*TASK BRIEF*
Exactly repeat the material, dropping only the pictures.

====== MATERIAL SUPPLIED ======

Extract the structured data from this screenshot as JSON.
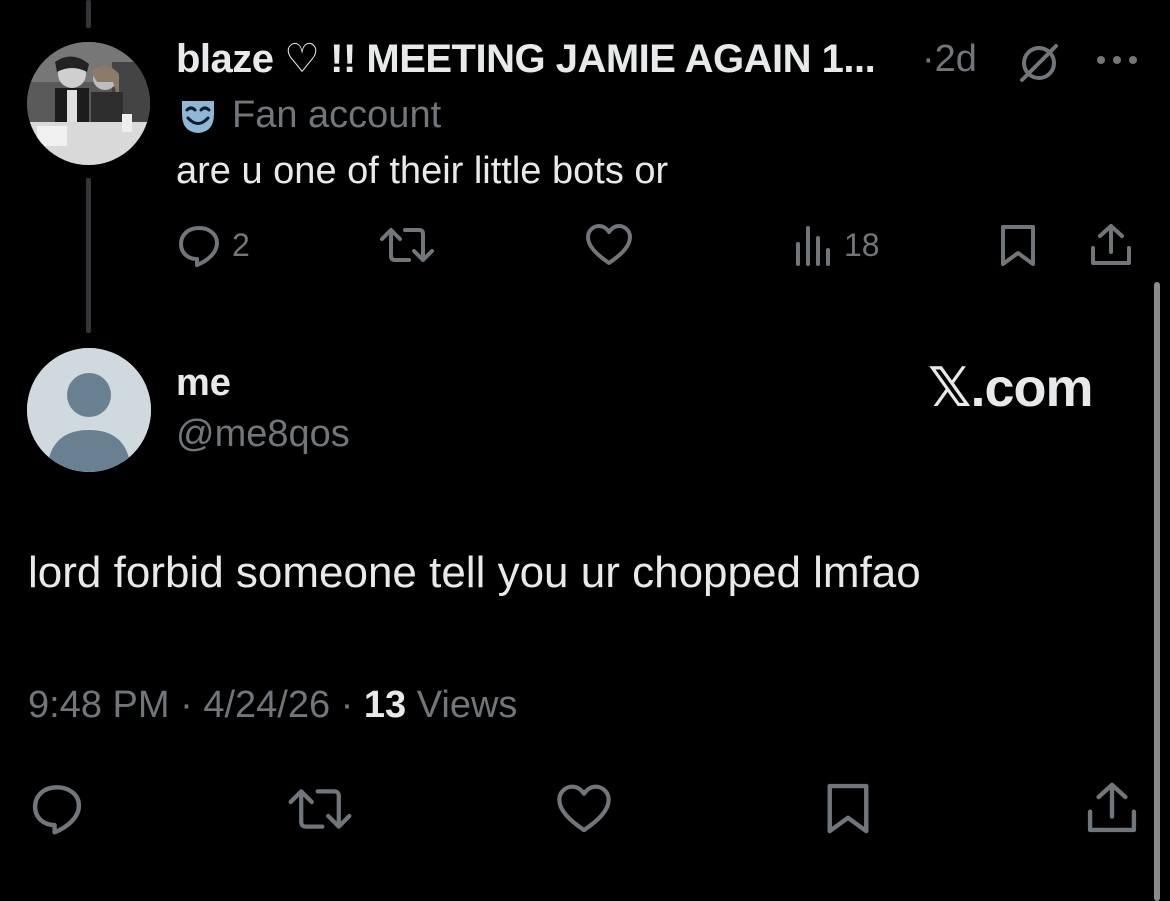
{
  "parent_tweet": {
    "display_name": "blaze ♡ !! MEETING JAMIE AGAIN 1...",
    "separator": "·",
    "age": "2d",
    "label": "Fan account",
    "text": "are u one of their little bots or",
    "reply_count": "2",
    "view_count": "18"
  },
  "focused_tweet": {
    "display_name": "me",
    "handle": "@me8qos",
    "brand": "𝕏.com",
    "text": "lord forbid someone tell you ur chopped lmfao",
    "time": "9:48 PM",
    "sep1": "·",
    "date": "4/24/26",
    "sep2": "·",
    "views_count": "13",
    "views_label": "Views"
  },
  "icons": {
    "grok": "grok-icon",
    "more": "more-icon",
    "label_badge": "theater-mask-icon",
    "reply": "reply-icon",
    "retweet": "retweet-icon",
    "like": "like-icon",
    "views": "views-icon",
    "bookmark": "bookmark-icon",
    "share": "share-icon"
  },
  "colors": {
    "background": "#000000",
    "primary_text": "#e7e9ea",
    "secondary_text": "#71767b",
    "badge": "#8fb8d6"
  }
}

======

*RESULT OF THE TASK*
Extract the structured data from this screenshot as JSON.
{
  "parent_tweet": {
    "display_name": "blaze ♡ !! MEETING JAMIE AGAIN 1...",
    "separator": "·",
    "age": "2d",
    "label": "Fan account",
    "text": "are u one of their little bots or",
    "reply_count": "2",
    "view_count": "18"
  },
  "focused_tweet": {
    "display_name": "me",
    "handle": "@me8qos",
    "brand": "𝕏.com",
    "text": "lord forbid someone tell you ur chopped lmfao",
    "time": "9:48 PM",
    "sep1": "·",
    "date": "4/24/26",
    "sep2": "·",
    "views_count": "13",
    "views_label": "Views"
  },
  "icons": {
    "grok": "grok-icon",
    "more": "more-icon",
    "label_badge": "theater-mask-icon",
    "reply": "reply-icon",
    "retweet": "retweet-icon",
    "like": "like-icon",
    "views": "views-icon",
    "bookmark": "bookmark-icon",
    "share": "share-icon"
  },
  "colors": {
    "background": "#000000",
    "primary_text": "#e7e9ea",
    "secondary_text": "#71767b",
    "badge": "#8fb8d6"
  }
}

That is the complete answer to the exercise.